• **INSTRUCTIONS FOR THE TASK**: Every line of the material that follows must be printed again exactly.

# start of EXERCISE INPUTS

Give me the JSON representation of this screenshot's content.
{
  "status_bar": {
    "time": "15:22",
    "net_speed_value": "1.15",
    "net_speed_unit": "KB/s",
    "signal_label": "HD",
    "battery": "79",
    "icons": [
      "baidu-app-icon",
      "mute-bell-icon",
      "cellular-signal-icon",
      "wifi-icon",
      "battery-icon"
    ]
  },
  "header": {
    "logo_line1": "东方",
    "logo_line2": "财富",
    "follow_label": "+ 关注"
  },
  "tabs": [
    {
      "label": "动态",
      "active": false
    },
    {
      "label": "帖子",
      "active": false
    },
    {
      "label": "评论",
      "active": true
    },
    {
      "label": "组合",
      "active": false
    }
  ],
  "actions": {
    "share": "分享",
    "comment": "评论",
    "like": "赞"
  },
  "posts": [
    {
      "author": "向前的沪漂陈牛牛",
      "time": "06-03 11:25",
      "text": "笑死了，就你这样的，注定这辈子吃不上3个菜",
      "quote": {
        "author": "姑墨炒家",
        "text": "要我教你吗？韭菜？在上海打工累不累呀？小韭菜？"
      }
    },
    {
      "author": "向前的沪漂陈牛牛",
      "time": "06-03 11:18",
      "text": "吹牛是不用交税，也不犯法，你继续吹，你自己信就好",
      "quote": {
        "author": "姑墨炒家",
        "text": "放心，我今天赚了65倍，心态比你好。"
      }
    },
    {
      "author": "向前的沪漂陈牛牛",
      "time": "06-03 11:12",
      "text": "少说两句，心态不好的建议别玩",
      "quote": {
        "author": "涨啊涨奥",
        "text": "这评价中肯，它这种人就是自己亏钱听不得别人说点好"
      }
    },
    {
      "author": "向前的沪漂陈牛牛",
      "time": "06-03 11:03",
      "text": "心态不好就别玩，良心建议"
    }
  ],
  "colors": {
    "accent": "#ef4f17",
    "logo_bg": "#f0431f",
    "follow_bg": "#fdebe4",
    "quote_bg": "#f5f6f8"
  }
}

# end of EXERCISE INPUTS

• **CORRECT OUTPUT**:
Give me the JSON representation of this screenshot's content.
{
  "status_bar": {
    "time": "15:22",
    "net_speed_value": "1.15",
    "net_speed_unit": "KB/s",
    "signal_label": "HD",
    "battery": "79",
    "icons": [
      "baidu-app-icon",
      "mute-bell-icon",
      "cellular-signal-icon",
      "wifi-icon",
      "battery-icon"
    ]
  },
  "header": {
    "logo_line1": "东方",
    "logo_line2": "财富",
    "follow_label": "+ 关注"
  },
  "tabs": [
    {
      "label": "动态",
      "active": false
    },
    {
      "label": "帖子",
      "active": false
    },
    {
      "label": "评论",
      "active": true
    },
    {
      "label": "组合",
      "active": false
    }
  ],
  "actions": {
    "share": "分享",
    "comment": "评论",
    "like": "赞"
  },
  "posts": [
    {
      "author": "向前的沪漂陈牛牛",
      "time": "06-03 11:25",
      "text": "笑死了，就你这样的，注定这辈子吃不上3个菜",
      "quote": {
        "author": "姑墨炒家",
        "text": "要我教你吗？韭菜？在上海打工累不累呀？小韭菜？"
      }
    },
    {
      "author": "向前的沪漂陈牛牛",
      "time": "06-03 11:18",
      "text": "吹牛是不用交税，也不犯法，你继续吹，你自己信就好",
      "quote": {
        "author": "姑墨炒家",
        "text": "放心，我今天赚了65倍，心态比你好。"
      }
    },
    {
      "author": "向前的沪漂陈牛牛",
      "time": "06-03 11:12",
      "text": "少说两句，心态不好的建议别玩",
      "quote": {
        "author": "涨啊涨奥",
        "text": "这评价中肯，它这种人就是自己亏钱听不得别人说点好"
      }
    },
    {
      "author": "向前的沪漂陈牛牛",
      "time": "06-03 11:03",
      "text": "心态不好就别玩，良心建议"
    }
  ],
  "colors": {
    "accent": "#ef4f17",
    "logo_bg": "#f0431f",
    "follow_bg": "#fdebe4",
    "quote_bg": "#f5f6f8"
  }
}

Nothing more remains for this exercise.